Omit every picture while repeating the entries exactly.

### EXERCISE DATA
▼▼▼
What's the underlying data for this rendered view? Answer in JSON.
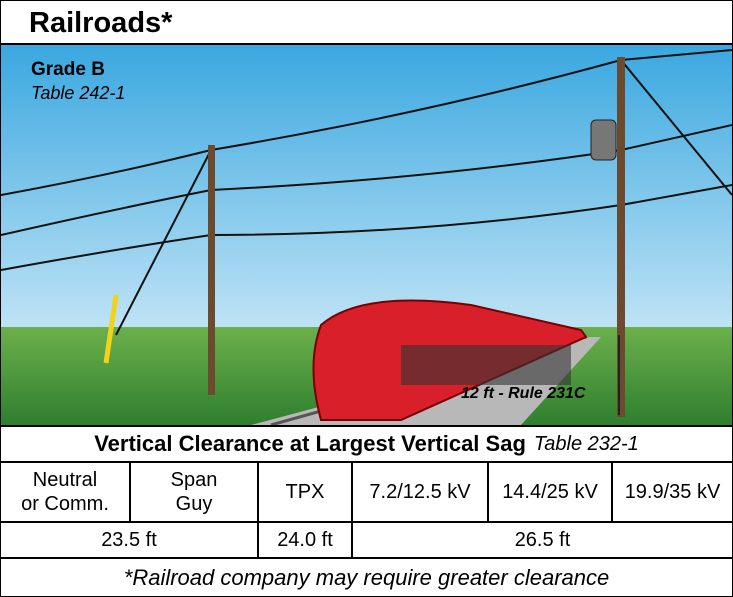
{
  "header": {
    "title": "Railroads*"
  },
  "illustration": {
    "grade": "Grade B",
    "grade_table": "Table 242-1",
    "annotation": "12 ft - Rule 231C"
  },
  "table": {
    "title": "Vertical Clearance at Largest Vertical Sag",
    "reference": "Table 232-1",
    "headers": [
      [
        "Neutral",
        "or Comm."
      ],
      [
        "Span",
        "Guy"
      ],
      [
        "TPX"
      ],
      [
        "7.2/12.5 kV"
      ],
      [
        "14.4/25 kV"
      ],
      [
        "19.9/35 kV"
      ]
    ],
    "values": [
      "23.5 ft",
      "24.0  ft",
      "26.5 ft"
    ]
  },
  "footnote": "*Railroad company may require greater clearance"
}
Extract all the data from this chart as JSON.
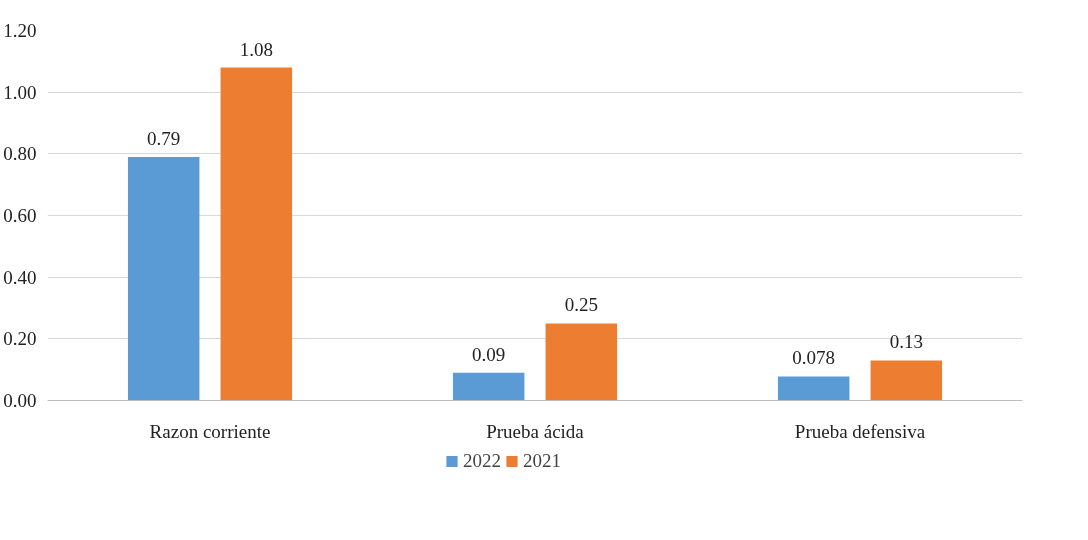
▲▲▲
### REPLY
What's the underlying data for this rendered view? Answer in JSON.
{
  "header": {
    "title": "Railroads*"
  },
  "illustration": {
    "grade": "Grade B",
    "grade_table": "Table 242-1",
    "annotation": "12 ft - Rule 231C"
  },
  "table": {
    "title": "Vertical Clearance at Largest Vertical Sag",
    "reference": "Table 232-1",
    "headers": [
      [
        "Neutral",
        "or Comm."
      ],
      [
        "Span",
        "Guy"
      ],
      [
        "TPX"
      ],
      [
        "7.2/12.5 kV"
      ],
      [
        "14.4/25 kV"
      ],
      [
        "19.9/35 kV"
      ]
    ],
    "values": [
      "23.5 ft",
      "24.0  ft",
      "26.5 ft"
    ]
  },
  "footnote": "*Railroad company may require greater clearance"
}
Extract all the data from this chart as JSON.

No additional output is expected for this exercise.